Set out every line bearing the string "справку".
(begin)
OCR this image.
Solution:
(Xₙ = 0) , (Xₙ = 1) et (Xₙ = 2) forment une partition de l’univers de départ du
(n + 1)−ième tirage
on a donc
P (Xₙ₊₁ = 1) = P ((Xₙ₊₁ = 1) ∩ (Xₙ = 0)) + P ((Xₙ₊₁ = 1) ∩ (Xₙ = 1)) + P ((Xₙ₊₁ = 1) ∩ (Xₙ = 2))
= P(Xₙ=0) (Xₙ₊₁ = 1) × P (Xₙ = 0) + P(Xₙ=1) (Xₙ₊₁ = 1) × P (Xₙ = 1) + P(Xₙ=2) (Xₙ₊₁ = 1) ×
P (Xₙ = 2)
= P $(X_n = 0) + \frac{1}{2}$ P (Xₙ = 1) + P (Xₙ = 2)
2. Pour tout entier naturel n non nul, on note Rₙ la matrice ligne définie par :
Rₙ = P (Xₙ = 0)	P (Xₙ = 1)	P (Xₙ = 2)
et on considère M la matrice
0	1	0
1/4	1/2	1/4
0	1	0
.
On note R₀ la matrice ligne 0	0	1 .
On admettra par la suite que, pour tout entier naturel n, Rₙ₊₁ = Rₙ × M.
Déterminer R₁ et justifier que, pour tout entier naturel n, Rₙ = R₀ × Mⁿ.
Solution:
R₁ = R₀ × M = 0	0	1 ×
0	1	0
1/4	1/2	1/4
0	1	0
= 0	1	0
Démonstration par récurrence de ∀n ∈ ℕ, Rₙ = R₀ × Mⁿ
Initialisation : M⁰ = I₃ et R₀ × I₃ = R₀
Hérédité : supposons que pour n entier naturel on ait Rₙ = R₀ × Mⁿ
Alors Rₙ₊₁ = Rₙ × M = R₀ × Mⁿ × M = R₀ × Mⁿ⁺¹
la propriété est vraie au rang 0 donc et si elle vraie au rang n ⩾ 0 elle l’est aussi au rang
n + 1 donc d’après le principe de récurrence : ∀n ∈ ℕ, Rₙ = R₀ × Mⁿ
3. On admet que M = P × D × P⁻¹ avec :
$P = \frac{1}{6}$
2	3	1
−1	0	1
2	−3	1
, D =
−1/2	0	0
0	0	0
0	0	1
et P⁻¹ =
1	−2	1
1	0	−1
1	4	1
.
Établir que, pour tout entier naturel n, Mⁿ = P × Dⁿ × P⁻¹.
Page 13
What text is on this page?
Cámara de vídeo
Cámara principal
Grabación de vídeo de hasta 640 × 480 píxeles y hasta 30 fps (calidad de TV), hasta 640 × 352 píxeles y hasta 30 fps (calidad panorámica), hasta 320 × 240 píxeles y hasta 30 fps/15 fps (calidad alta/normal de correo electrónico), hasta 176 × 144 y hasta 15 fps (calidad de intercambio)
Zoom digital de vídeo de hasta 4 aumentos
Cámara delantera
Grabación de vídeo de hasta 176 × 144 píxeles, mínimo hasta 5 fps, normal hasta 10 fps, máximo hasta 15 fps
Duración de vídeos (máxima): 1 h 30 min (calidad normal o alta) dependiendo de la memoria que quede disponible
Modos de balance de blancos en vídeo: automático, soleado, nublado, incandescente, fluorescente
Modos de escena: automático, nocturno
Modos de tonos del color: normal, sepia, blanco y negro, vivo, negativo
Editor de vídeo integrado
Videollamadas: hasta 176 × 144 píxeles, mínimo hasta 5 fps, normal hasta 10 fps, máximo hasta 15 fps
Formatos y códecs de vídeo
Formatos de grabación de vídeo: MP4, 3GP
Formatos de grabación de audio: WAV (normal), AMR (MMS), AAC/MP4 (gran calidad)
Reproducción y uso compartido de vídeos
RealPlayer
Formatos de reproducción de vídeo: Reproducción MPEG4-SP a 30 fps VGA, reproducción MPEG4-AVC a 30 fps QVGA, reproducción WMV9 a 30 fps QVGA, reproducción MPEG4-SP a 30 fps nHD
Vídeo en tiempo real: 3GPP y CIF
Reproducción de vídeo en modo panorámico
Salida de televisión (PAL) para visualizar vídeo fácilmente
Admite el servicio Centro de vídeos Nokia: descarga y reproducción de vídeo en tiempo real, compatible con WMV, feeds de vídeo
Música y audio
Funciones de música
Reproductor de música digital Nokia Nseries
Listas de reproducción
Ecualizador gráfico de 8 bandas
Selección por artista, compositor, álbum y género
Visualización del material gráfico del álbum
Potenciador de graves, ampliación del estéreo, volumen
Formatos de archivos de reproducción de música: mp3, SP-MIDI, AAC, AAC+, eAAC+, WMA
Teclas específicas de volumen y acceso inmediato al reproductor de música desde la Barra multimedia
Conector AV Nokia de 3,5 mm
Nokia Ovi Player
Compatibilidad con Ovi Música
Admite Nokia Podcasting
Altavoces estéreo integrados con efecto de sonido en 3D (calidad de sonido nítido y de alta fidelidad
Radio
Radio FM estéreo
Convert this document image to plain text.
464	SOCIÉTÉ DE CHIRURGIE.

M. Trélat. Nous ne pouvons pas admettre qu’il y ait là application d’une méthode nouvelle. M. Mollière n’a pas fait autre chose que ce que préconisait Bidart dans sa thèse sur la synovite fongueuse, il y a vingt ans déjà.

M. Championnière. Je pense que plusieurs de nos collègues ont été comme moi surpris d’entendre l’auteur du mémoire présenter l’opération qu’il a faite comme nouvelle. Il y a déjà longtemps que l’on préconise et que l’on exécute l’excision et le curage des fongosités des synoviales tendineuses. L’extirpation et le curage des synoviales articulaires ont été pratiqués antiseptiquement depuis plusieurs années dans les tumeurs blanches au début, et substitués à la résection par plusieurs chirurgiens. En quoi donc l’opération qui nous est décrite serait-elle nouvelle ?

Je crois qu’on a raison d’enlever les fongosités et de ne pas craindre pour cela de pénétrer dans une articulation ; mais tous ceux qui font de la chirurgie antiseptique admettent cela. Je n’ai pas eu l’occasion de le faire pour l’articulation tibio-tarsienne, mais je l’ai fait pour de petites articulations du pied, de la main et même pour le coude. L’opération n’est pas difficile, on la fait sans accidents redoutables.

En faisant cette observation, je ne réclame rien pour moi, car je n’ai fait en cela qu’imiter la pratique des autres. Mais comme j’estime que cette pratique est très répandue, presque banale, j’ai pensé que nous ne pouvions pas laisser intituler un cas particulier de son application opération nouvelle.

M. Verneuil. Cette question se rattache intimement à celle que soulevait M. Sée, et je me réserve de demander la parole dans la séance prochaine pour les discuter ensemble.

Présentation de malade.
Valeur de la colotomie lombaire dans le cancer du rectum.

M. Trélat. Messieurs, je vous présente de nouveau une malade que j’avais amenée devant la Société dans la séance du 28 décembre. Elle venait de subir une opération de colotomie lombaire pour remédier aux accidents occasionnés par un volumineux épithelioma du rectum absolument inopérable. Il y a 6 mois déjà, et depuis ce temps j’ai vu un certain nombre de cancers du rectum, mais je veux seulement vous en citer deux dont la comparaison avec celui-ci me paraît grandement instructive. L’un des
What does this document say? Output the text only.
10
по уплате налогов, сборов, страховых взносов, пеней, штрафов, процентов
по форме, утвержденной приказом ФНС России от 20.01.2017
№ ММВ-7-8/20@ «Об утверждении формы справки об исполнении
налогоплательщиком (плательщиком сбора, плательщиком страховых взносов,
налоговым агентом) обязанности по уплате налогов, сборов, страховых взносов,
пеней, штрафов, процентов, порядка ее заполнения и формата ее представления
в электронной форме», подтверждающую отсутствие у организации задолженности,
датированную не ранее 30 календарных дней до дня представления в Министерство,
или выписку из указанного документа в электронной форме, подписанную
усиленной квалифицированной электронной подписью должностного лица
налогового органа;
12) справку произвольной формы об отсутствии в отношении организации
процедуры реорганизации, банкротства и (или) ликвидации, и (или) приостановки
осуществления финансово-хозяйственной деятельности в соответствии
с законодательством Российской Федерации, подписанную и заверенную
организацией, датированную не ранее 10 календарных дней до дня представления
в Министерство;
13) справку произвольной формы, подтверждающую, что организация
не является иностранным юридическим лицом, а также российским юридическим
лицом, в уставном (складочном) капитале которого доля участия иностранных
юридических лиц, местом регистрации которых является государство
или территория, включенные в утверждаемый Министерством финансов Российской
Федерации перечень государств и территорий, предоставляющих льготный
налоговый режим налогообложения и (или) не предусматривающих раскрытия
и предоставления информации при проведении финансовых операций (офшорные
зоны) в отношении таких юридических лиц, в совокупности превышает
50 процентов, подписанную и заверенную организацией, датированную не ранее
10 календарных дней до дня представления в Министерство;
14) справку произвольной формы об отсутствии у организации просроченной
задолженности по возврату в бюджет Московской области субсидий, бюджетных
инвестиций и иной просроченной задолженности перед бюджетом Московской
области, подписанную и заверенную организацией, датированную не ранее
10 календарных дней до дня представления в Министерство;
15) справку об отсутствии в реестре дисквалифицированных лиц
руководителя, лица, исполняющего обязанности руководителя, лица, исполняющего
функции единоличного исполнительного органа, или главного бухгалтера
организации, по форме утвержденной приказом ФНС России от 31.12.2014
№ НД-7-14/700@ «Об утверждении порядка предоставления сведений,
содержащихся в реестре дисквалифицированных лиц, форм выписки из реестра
(end)
§ RESULT FOR THIS TASK
12) справку произвольной формы об отсутствии в отношении организации
13) справку произвольной формы, подтверждающую, что организация
14) справку произвольной формы об отсутствии у организации просроченной
15) справку об отсутствии в реестре дисквалифицированных лиц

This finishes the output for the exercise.